## Task objective
Present the following entries again, word for word and in full.

## Records shown
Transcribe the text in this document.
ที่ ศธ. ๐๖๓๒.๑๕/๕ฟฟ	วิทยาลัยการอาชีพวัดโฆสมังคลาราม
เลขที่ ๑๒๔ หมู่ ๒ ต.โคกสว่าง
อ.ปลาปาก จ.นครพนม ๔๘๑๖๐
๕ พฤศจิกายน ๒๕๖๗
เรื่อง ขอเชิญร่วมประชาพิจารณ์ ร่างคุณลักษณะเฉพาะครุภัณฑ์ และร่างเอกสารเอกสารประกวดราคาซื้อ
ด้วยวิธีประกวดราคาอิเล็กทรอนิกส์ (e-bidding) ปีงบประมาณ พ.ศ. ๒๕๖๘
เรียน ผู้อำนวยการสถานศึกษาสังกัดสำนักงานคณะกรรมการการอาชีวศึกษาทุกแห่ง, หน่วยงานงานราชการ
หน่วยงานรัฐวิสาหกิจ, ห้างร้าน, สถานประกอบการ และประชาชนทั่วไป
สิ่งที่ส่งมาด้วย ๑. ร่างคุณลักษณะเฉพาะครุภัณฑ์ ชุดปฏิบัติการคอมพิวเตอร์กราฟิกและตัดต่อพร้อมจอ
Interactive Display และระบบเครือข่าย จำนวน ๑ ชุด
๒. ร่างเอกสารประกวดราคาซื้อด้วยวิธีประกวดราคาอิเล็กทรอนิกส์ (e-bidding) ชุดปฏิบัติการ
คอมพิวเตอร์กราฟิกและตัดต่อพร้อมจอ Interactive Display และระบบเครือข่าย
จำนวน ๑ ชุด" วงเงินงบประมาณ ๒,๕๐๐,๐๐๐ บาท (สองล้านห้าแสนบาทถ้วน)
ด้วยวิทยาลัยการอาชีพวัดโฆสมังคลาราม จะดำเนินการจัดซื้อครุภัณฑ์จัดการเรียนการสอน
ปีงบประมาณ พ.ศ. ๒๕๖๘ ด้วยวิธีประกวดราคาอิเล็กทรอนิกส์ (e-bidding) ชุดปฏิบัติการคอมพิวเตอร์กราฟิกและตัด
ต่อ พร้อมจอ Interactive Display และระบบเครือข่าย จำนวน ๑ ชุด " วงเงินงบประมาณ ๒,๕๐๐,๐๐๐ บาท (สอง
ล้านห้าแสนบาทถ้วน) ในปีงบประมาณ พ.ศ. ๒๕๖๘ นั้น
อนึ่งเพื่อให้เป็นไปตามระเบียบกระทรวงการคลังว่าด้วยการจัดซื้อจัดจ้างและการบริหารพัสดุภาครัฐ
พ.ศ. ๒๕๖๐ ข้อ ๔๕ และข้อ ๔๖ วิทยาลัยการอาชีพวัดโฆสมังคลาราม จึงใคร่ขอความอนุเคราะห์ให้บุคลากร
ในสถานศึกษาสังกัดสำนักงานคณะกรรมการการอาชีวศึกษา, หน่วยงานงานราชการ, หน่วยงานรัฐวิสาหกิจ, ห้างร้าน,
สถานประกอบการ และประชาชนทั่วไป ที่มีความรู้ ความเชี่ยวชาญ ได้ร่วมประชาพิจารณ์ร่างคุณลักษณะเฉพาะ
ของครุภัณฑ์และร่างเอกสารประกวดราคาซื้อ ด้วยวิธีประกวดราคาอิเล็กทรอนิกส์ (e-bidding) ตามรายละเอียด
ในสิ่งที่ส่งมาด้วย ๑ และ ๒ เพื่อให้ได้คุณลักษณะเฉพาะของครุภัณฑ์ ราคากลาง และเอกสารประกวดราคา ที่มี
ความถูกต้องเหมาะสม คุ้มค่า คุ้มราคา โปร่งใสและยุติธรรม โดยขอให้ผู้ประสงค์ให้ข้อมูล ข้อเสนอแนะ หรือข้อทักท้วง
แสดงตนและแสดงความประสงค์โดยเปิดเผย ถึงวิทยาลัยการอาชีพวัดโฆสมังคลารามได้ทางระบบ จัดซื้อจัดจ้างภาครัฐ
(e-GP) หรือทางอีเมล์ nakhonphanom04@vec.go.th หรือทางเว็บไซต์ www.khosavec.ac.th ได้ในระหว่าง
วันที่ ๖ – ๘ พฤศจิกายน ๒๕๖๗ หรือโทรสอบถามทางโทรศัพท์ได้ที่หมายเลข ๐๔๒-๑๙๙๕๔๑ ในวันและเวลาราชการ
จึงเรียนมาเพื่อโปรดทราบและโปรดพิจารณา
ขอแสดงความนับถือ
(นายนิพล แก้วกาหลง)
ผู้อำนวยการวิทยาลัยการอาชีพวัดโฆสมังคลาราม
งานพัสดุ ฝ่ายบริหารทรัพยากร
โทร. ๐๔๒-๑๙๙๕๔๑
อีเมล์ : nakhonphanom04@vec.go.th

## Result below
Transcribe the text in this document.
ที่ ศธ. ๐๖๓๒.๑๕/๕ฟฟ	วิทยาลัยการอาชีพวัดโฆสมังคลาราม
เลขที่ ๑๒๔ หมู่ ๒ ต.โคกสว่าง
อ.ปลาปาก จ.นครพนม ๔๘๑๖๐
๕ พฤศจิกายน ๒๕๖๗
เรื่อง ขอเชิญร่วมประชาพิจารณ์ ร่างคุณลักษณะเฉพาะครุภัณฑ์ และร่างเอกสารเอกสารประกวดราคาซื้อ
ด้วยวิธีประกวดราคาอิเล็กทรอนิกส์ (e-bidding) ปีงบประมาณ พ.ศ. ๒๕๖๘
เรียน ผู้อำนวยการสถานศึกษาสังกัดสำนักงานคณะกรรมการการอาชีวศึกษาทุกแห่ง, หน่วยงานงานราชการ
หน่วยงานรัฐวิสาหกิจ, ห้างร้าน, สถานประกอบการ และประชาชนทั่วไป
สิ่งที่ส่งมาด้วย ๑. ร่างคุณลักษณะเฉพาะครุภัณฑ์ ชุดปฏิบัติการคอมพิวเตอร์กราฟิกและตัดต่อพร้อมจอ
Interactive Display และระบบเครือข่าย จำนวน ๑ ชุด
๒. ร่างเอกสารประกวดราคาซื้อด้วยวิธีประกวดราคาอิเล็กทรอนิกส์ (e-bidding) ชุดปฏิบัติการ
คอมพิวเตอร์กราฟิกและตัดต่อพร้อมจอ Interactive Display และระบบเครือข่าย
จำนวน ๑ ชุด" วงเงินงบประมาณ ๒,๕๐๐,๐๐๐ บาท (สองล้านห้าแสนบาทถ้วน)
ด้วยวิทยาลัยการอาชีพวัดโฆสมังคลาราม จะดำเนินการจัดซื้อครุภัณฑ์จัดการเรียนการสอน
ปีงบประมาณ พ.ศ. ๒๕๖๘ ด้วยวิธีประกวดราคาอิเล็กทรอนิกส์ (e-bidding) ชุดปฏิบัติการคอมพิวเตอร์กราฟิกและตัด
ต่อ พร้อมจอ Interactive Display และระบบเครือข่าย จำนวน ๑ ชุด " วงเงินงบประมาณ ๒,๕๐๐,๐๐๐ บาท (สอง
ล้านห้าแสนบาทถ้วน) ในปีงบประมาณ พ.ศ. ๒๕๖๘ นั้น
อนึ่งเพื่อให้เป็นไปตามระเบียบกระทรวงการคลังว่าด้วยการจัดซื้อจัดจ้างและการบริหารพัสดุภาครัฐ
พ.ศ. ๒๕๖๐ ข้อ ๔๕ และข้อ ๔๖ วิทยาลัยการอาชีพวัดโฆสมังคลาราม จึงใคร่ขอความอนุเคราะห์ให้บุคลากร
ในสถานศึกษาสังกัดสำนักงานคณะกรรมการการอาชีวศึกษา, หน่วยงานงานราชการ, หน่วยงานรัฐวิสาหกิจ, ห้างร้าน,
สถานประกอบการ และประชาชนทั่วไป ที่มีความรู้ ความเชี่ยวชาญ ได้ร่วมประชาพิจารณ์ร่างคุณลักษณะเฉพาะ
ของครุภัณฑ์และร่างเอกสารประกวดราคาซื้อ ด้วยวิธีประกวดราคาอิเล็กทรอนิกส์ (e-bidding) ตามรายละเอียด
ในสิ่งที่ส่งมาด้วย ๑ และ ๒ เพื่อให้ได้คุณลักษณะเฉพาะของครุภัณฑ์ ราคากลาง และเอกสารประกวดราคา ที่มี
ความถูกต้องเหมาะสม คุ้มค่า คุ้มราคา โปร่งใสและยุติธรรม โดยขอให้ผู้ประสงค์ให้ข้อมูล ข้อเสนอแนะ หรือข้อทักท้วง
แสดงตนและแสดงความประสงค์โดยเปิดเผย ถึงวิทยาลัยการอาชีพวัดโฆสมังคลารามได้ทางระบบ จัดซื้อจัดจ้างภาครัฐ
(e-GP) หรือทางอีเมล์ nakhonphanom04@vec.go.th หรือทางเว็บไซต์ www.khosavec.ac.th ได้ในระหว่าง
วันที่ ๖ – ๘ พฤศจิกายน ๒๕๖๗ หรือโทรสอบถามทางโทรศัพท์ได้ที่หมายเลข ๐๔๒-๑๙๙๕๔๑ ในวันและเวลาราชการ
จึงเรียนมาเพื่อโปรดทราบและโปรดพิจารณา
ขอแสดงความนับถือ
(นายนิพล แก้วกาหลง)
ผู้อำนวยการวิทยาลัยการอาชีพวัดโฆสมังคลาราม
งานพัสดุ ฝ่ายบริหารทรัพยากร
โทร. ๐๔๒-๑๙๙๕๔๑
อีเมล์ : nakhonphanom04@vec.go.th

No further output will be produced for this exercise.